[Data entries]
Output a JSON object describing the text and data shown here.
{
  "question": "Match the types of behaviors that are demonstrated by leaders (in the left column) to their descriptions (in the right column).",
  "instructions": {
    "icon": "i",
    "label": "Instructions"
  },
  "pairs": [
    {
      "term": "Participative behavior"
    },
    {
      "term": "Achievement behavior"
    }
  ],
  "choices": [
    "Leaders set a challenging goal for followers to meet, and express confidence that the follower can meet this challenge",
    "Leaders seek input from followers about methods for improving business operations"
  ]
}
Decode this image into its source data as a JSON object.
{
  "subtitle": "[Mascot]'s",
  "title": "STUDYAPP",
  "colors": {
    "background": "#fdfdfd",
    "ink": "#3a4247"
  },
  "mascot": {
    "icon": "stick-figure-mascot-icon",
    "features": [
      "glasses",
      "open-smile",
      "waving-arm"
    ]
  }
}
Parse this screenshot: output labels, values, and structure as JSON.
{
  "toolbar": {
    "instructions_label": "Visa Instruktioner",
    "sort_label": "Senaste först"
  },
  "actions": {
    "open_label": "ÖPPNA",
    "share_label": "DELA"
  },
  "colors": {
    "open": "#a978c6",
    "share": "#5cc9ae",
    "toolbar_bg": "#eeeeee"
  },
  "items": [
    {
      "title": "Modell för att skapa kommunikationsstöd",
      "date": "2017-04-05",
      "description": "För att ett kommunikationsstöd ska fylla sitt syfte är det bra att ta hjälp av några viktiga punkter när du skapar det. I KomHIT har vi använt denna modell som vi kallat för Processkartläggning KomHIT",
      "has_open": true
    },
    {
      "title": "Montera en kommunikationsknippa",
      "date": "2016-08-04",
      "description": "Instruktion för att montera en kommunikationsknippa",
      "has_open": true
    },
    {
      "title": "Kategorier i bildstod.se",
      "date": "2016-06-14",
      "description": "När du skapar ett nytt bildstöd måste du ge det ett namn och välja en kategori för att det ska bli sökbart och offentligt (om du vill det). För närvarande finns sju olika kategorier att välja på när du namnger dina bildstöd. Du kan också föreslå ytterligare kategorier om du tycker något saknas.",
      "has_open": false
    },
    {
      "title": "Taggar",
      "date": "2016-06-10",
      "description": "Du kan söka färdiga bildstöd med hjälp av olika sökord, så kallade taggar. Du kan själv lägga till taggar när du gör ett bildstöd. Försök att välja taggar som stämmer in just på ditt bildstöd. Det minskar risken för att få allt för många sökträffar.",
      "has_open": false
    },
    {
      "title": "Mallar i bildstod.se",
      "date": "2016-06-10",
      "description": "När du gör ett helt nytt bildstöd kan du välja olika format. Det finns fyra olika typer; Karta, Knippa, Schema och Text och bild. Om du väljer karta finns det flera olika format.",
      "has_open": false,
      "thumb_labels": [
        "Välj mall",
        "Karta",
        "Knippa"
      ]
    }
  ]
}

_What is required_: Copy the lines from the entries above in which the word "välja" appears.

_Correct output_:
      "description": "När du skapar ett nytt bildstöd måste du ge det ett namn och välja en kategori för att det ska bli sökbart och offentligt (om du vill det). För närvarande finns sju olika kategorier att välja på när du namnger dina bildstöd. Du kan också föreslå ytterligare kategorier om du tycker något saknas.",
      "description": "Du kan söka färdiga bildstöd med hjälp av olika sökord, så kallade taggar. Du kan själv lägga till taggar när du gör ett bildstöd. Försök att välja taggar som stämmer in just på ditt bildstöd. Det minskar risken för att få allt för många sökträffar.",
      "description": "När du gör ett helt nytt bildstöd kan du välja olika format. Det finns fyra olika typer; Karta, Knippa, Schema och Text och bild. Om du väljer karta finns det flera olika format.",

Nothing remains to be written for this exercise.